====== EXERCISE DATA

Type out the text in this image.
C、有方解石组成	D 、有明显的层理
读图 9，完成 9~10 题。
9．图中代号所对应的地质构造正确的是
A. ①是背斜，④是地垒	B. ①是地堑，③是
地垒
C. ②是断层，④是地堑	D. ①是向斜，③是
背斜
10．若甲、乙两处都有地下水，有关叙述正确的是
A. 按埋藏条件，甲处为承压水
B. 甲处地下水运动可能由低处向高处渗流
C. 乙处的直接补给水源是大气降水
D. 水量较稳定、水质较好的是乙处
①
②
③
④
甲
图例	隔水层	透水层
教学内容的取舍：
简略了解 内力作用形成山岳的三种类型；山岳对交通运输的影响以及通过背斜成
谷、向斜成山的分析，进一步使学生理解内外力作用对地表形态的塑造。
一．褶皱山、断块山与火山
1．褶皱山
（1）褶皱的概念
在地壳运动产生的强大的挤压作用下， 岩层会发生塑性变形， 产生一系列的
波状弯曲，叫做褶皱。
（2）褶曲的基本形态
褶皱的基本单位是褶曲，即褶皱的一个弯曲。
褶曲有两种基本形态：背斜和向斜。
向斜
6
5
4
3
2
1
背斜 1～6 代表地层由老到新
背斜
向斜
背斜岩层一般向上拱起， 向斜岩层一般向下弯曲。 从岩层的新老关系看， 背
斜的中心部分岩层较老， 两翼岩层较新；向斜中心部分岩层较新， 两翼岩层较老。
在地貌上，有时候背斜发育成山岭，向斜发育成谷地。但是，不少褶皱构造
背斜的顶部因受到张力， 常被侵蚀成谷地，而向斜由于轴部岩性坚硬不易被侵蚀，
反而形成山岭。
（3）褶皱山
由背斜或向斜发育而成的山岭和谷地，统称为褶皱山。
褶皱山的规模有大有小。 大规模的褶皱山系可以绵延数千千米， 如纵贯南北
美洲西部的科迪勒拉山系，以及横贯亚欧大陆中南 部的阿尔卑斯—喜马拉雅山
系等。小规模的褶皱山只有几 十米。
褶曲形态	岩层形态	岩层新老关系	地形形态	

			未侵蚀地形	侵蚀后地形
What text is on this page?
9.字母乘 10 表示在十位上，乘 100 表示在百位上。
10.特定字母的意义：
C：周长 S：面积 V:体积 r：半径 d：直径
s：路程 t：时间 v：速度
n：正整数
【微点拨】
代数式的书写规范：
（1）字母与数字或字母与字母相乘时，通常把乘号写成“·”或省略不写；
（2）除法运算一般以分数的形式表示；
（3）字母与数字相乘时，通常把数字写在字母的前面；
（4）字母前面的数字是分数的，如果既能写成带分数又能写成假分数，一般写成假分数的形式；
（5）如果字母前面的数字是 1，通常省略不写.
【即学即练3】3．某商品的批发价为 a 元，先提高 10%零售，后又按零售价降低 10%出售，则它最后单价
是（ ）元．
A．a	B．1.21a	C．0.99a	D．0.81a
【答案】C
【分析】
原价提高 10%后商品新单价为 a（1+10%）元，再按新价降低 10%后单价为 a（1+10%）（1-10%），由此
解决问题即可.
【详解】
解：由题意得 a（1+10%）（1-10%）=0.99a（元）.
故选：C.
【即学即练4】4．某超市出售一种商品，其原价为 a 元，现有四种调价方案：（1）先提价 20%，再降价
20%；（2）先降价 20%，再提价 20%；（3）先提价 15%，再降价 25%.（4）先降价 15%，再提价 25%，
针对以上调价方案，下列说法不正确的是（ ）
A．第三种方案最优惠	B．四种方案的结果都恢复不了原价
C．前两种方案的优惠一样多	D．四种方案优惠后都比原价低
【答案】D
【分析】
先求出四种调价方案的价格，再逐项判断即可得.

============

■ **DIRECTIONS**
Your task is to retype all the records above with nothing left out.

■ **WRITTEN RESPONSE**
Type out the text in this image.
C、有方解石组成	D 、有明显的层理
读图 9，完成 9~10 题。
9．图中代号所对应的地质构造正确的是
A. ①是背斜，④是地垒	B. ①是地堑，③是
地垒
C. ②是断层，④是地堑	D. ①是向斜，③是
背斜
10．若甲、乙两处都有地下水，有关叙述正确的是
A. 按埋藏条件，甲处为承压水
B. 甲处地下水运动可能由低处向高处渗流
C. 乙处的直接补给水源是大气降水
D. 水量较稳定、水质较好的是乙处
①
②
③
④
甲
图例	隔水层	透水层
教学内容的取舍：
简略了解 内力作用形成山岳的三种类型；山岳对交通运输的影响以及通过背斜成
谷、向斜成山的分析，进一步使学生理解内外力作用对地表形态的塑造。
一．褶皱山、断块山与火山
1．褶皱山
（1）褶皱的概念
在地壳运动产生的强大的挤压作用下， 岩层会发生塑性变形， 产生一系列的
波状弯曲，叫做褶皱。
（2）褶曲的基本形态
褶皱的基本单位是褶曲，即褶皱的一个弯曲。
褶曲有两种基本形态：背斜和向斜。
向斜
6
5
4
3
2
1
背斜 1～6 代表地层由老到新
背斜
向斜
背斜岩层一般向上拱起， 向斜岩层一般向下弯曲。 从岩层的新老关系看， 背
斜的中心部分岩层较老， 两翼岩层较新；向斜中心部分岩层较新， 两翼岩层较老。
在地貌上，有时候背斜发育成山岭，向斜发育成谷地。但是，不少褶皱构造
背斜的顶部因受到张力， 常被侵蚀成谷地，而向斜由于轴部岩性坚硬不易被侵蚀，
反而形成山岭。
（3）褶皱山
由背斜或向斜发育而成的山岭和谷地，统称为褶皱山。
褶皱山的规模有大有小。 大规模的褶皱山系可以绵延数千千米， 如纵贯南北
美洲西部的科迪勒拉山系，以及横贯亚欧大陆中南 部的阿尔卑斯—喜马拉雅山
系等。小规模的褶皱山只有几 十米。
褶曲形态	岩层形态	岩层新老关系	地形形态	

			未侵蚀地形	侵蚀后地形
What text is on this page?
9.字母乘 10 表示在十位上，乘 100 表示在百位上。
10.特定字母的意义：
C：周长 S：面积 V:体积 r：半径 d：直径
s：路程 t：时间 v：速度
n：正整数
【微点拨】
代数式的书写规范：
（1）字母与数字或字母与字母相乘时，通常把乘号写成“·”或省略不写；
（2）除法运算一般以分数的形式表示；
（3）字母与数字相乘时，通常把数字写在字母的前面；
（4）字母前面的数字是分数的，如果既能写成带分数又能写成假分数，一般写成假分数的形式；
（5）如果字母前面的数字是 1，通常省略不写.
【即学即练3】3．某商品的批发价为 a 元，先提高 10%零售，后又按零售价降低 10%出售，则它最后单价
是（ ）元．
A．a	B．1.21a	C．0.99a	D．0.81a
【答案】C
【分析】
原价提高 10%后商品新单价为 a（1+10%）元，再按新价降低 10%后单价为 a（1+10%）（1-10%），由此
解决问题即可.
【详解】
解：由题意得 a（1+10%）（1-10%）=0.99a（元）.
故选：C.
【即学即练4】4．某超市出售一种商品，其原价为 a 元，现有四种调价方案：（1）先提价 20%，再降价
20%；（2）先降价 20%，再提价 20%；（3）先提价 15%，再降价 25%.（4）先降价 15%，再提价 25%，
针对以上调价方案，下列说法不正确的是（ ）
A．第三种方案最优惠	B．四种方案的结果都恢复不了原价
C．前两种方案的优惠一样多	D．四种方案优惠后都比原价低
【答案】D
【分析】
先求出四种调价方案的价格，再逐项判断即可得.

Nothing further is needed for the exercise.